■ **Written task**: Find how many lines hold the word "value". Give only the number.

═════ Supplied material

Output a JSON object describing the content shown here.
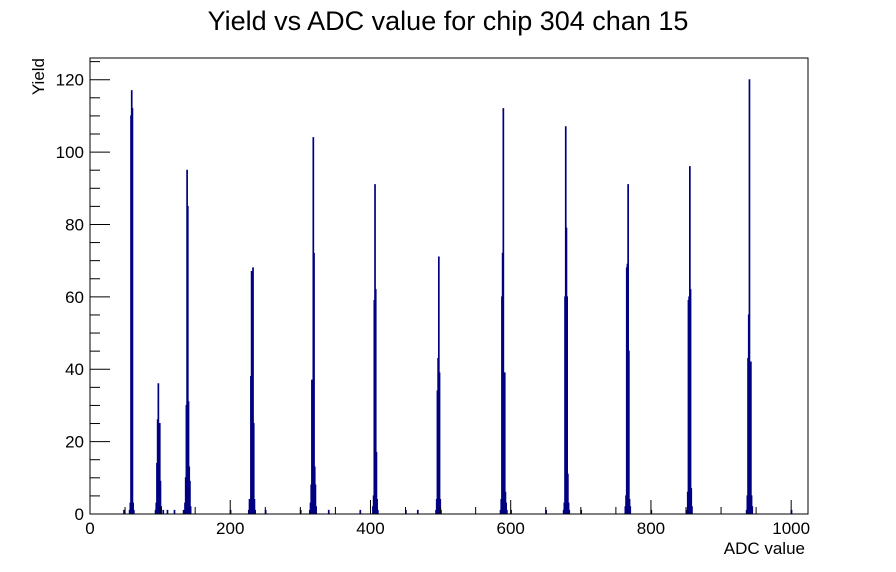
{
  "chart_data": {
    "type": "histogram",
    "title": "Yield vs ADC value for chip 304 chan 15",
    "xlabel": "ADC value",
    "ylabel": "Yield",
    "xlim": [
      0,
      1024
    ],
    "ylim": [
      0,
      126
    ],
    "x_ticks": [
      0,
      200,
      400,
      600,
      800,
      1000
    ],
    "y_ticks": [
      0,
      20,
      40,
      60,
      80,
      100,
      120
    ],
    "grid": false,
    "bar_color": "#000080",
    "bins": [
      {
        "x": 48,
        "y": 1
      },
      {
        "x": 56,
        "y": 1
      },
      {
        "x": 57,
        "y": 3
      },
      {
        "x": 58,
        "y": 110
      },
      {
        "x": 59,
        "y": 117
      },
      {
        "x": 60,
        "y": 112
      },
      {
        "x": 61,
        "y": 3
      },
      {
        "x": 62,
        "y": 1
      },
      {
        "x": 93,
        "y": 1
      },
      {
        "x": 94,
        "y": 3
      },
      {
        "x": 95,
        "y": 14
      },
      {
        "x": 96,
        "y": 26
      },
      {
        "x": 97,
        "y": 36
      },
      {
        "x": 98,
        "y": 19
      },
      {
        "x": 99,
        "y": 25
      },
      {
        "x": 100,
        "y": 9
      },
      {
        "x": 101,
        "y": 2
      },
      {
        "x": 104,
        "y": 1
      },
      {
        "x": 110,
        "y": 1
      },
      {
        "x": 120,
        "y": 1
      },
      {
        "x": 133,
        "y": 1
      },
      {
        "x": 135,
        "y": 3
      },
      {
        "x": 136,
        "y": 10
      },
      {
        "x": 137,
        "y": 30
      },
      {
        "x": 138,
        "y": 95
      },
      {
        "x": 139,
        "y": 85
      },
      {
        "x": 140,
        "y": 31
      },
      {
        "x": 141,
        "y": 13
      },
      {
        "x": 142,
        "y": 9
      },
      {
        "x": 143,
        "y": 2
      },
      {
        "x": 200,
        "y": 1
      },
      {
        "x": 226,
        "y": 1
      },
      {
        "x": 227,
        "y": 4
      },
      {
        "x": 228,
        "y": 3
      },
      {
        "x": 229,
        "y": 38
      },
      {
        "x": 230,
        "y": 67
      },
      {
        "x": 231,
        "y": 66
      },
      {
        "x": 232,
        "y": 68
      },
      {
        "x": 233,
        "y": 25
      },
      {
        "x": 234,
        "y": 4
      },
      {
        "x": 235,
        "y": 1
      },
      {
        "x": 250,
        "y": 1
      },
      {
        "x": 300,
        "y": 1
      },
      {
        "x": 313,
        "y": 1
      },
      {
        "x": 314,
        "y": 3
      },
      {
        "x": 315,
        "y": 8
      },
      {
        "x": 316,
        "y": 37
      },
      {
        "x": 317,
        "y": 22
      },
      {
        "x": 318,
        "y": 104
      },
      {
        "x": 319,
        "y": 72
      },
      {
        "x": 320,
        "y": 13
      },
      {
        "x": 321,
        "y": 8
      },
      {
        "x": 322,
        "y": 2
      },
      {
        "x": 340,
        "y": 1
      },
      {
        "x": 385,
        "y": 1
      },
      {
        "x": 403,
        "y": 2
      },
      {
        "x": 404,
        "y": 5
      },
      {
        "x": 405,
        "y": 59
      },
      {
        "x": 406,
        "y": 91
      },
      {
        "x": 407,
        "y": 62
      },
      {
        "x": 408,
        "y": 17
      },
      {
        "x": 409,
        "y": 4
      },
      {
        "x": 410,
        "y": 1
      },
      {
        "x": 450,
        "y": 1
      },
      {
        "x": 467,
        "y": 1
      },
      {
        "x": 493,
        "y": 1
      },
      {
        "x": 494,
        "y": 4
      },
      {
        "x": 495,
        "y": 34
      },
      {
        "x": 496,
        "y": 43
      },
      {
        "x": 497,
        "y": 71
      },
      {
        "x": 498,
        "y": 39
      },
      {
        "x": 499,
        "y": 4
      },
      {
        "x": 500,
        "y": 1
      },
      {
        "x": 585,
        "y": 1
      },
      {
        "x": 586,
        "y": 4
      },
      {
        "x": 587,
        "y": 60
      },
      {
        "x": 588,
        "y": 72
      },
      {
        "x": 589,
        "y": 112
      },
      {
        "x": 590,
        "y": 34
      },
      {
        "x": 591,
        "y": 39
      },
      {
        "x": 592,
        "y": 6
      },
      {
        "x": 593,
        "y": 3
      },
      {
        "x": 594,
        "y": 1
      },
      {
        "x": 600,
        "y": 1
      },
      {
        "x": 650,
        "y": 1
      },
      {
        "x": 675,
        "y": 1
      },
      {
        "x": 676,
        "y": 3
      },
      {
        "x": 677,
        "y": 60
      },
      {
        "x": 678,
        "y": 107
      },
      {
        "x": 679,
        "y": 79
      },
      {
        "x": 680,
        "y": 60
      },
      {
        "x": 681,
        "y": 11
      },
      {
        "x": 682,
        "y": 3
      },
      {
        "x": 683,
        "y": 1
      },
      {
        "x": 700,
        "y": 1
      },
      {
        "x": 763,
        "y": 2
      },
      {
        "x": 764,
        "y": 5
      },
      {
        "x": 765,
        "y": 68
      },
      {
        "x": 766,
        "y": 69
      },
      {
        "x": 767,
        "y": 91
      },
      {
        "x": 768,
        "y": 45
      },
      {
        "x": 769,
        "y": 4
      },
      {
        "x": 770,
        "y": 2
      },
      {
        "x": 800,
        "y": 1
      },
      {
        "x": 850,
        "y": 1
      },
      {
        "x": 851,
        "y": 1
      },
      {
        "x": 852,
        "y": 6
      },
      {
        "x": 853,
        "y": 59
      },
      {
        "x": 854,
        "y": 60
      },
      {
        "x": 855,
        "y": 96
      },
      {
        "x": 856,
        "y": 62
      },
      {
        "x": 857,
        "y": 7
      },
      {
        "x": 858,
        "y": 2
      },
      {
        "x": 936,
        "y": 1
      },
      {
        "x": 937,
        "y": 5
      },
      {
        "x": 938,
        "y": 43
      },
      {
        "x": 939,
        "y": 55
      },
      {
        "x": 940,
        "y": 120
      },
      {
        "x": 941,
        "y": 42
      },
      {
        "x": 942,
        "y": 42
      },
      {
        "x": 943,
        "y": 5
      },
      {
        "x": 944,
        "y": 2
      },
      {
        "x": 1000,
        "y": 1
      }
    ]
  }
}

══════════

■ **Solution to the exercise**: 2